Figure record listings
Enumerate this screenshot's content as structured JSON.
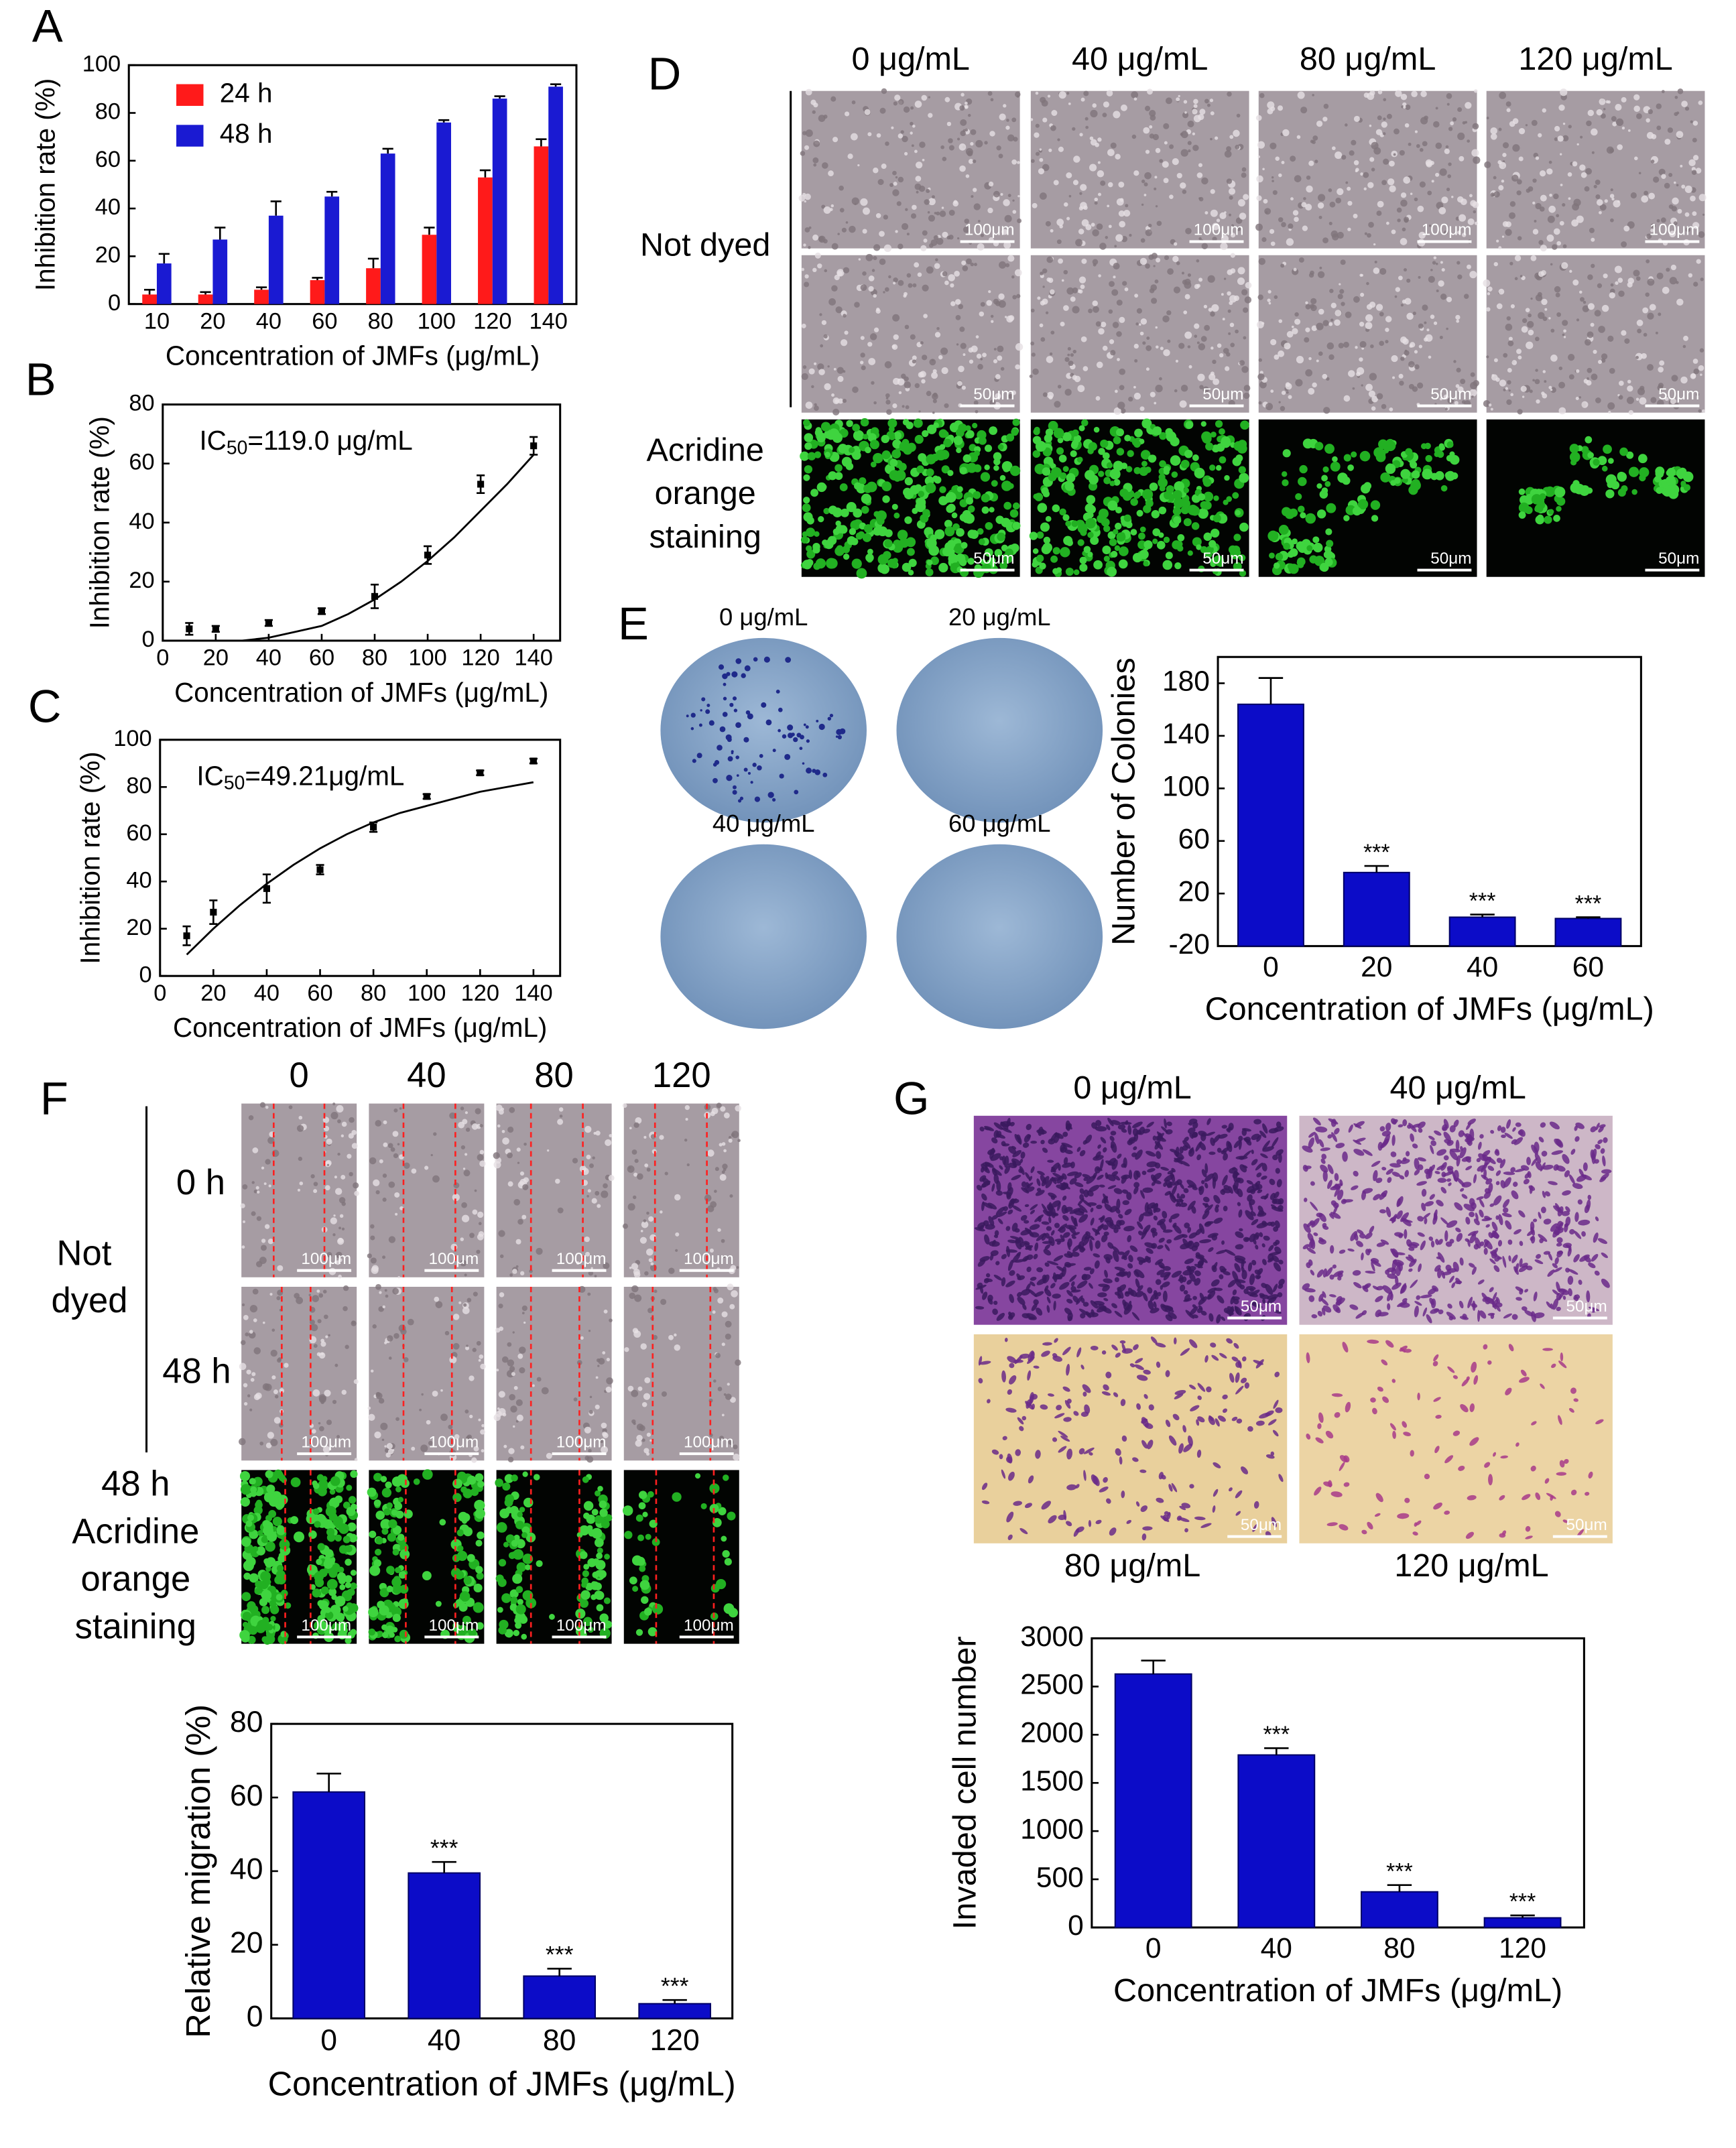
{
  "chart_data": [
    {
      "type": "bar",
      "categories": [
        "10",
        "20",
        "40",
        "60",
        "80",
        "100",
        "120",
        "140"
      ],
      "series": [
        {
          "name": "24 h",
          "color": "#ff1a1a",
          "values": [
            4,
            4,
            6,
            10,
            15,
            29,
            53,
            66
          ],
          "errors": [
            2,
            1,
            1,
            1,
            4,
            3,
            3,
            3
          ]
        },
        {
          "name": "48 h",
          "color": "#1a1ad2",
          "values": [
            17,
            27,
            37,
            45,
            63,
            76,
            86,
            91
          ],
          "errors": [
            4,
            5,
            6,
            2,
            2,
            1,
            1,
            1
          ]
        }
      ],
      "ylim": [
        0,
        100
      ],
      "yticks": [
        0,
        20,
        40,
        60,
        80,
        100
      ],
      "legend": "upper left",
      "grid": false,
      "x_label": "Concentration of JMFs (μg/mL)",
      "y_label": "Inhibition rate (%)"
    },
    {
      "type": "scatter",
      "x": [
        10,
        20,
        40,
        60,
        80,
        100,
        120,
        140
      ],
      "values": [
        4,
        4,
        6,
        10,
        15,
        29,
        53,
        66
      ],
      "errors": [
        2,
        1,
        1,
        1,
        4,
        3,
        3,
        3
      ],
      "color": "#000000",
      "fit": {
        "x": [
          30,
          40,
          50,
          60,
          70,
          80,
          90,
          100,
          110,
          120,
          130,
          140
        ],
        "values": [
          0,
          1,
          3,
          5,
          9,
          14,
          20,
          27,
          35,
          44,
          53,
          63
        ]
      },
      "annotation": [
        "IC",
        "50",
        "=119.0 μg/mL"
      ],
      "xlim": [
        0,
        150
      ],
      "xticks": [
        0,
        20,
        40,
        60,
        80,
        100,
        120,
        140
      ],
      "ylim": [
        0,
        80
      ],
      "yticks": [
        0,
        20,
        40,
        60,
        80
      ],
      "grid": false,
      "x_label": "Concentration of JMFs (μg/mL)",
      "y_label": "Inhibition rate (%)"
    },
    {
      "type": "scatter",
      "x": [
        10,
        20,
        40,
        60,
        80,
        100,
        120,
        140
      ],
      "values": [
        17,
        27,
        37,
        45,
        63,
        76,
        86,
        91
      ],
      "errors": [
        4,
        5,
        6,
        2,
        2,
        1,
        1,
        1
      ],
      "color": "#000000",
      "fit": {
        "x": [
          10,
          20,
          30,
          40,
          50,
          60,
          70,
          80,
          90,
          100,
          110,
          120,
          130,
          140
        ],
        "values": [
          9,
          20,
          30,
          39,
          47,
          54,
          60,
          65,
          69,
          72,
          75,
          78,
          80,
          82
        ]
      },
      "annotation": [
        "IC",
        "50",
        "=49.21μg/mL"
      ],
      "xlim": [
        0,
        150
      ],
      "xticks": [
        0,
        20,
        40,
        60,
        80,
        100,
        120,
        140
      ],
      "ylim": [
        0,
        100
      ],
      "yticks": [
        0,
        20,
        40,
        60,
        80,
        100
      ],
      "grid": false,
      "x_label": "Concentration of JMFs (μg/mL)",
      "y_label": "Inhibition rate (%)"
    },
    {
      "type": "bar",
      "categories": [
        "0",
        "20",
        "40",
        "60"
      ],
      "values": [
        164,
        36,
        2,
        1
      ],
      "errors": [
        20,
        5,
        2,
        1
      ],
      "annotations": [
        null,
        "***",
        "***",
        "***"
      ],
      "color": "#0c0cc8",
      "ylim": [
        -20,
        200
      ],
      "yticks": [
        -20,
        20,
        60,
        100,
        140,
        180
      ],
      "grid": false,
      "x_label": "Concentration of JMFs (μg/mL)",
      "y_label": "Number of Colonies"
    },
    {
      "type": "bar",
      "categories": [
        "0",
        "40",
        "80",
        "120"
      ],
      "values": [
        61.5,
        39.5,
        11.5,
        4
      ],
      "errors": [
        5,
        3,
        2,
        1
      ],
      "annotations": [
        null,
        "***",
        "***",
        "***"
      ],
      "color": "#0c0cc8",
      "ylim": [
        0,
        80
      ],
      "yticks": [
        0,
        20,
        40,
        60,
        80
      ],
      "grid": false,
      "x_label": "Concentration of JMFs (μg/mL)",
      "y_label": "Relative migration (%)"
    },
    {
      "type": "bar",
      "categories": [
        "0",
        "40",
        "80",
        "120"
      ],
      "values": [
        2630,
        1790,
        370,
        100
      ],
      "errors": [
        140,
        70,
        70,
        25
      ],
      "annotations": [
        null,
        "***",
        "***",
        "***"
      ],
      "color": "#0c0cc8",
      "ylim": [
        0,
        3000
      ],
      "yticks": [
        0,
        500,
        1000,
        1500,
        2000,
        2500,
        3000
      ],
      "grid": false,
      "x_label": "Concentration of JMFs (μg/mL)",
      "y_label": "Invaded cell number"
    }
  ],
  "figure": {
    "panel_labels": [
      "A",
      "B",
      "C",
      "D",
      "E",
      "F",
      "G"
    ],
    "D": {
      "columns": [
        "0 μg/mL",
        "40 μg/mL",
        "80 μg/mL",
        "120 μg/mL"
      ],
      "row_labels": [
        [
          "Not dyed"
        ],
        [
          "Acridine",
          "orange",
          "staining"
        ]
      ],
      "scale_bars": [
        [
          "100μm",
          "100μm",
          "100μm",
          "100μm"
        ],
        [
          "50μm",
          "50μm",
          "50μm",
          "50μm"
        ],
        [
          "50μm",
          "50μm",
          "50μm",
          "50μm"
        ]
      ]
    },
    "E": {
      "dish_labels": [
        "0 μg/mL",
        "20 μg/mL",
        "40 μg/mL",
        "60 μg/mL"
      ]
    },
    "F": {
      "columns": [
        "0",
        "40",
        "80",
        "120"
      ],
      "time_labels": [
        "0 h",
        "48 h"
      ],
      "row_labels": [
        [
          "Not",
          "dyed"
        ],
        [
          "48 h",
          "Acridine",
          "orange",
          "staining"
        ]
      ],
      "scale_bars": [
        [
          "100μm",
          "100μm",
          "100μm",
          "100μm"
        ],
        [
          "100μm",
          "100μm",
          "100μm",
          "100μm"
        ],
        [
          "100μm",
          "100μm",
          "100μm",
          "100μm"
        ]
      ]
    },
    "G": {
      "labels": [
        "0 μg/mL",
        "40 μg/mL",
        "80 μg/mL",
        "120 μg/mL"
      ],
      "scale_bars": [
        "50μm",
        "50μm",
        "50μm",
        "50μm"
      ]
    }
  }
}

---

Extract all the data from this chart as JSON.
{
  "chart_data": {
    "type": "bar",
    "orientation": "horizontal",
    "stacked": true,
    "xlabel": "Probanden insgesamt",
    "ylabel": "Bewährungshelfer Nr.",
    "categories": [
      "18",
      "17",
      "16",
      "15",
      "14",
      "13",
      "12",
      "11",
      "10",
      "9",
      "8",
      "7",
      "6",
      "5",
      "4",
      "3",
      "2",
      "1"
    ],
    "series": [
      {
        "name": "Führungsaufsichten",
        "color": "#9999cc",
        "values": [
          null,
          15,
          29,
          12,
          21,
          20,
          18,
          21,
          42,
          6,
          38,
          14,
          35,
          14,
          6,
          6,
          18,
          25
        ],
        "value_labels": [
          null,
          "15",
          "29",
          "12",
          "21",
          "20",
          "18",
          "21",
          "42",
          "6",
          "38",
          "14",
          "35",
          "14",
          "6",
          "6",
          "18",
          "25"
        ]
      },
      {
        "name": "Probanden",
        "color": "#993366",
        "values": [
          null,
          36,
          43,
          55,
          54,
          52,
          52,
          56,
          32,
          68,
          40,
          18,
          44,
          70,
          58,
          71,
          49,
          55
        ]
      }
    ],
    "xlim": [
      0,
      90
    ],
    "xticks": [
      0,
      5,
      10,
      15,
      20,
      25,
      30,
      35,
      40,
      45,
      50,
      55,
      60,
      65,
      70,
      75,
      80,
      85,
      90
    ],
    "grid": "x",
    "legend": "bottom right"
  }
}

The problem: Where a line holds "legend", copy that line.

Written solution:
      "legend": "upper left",
    "legend": "bottom right"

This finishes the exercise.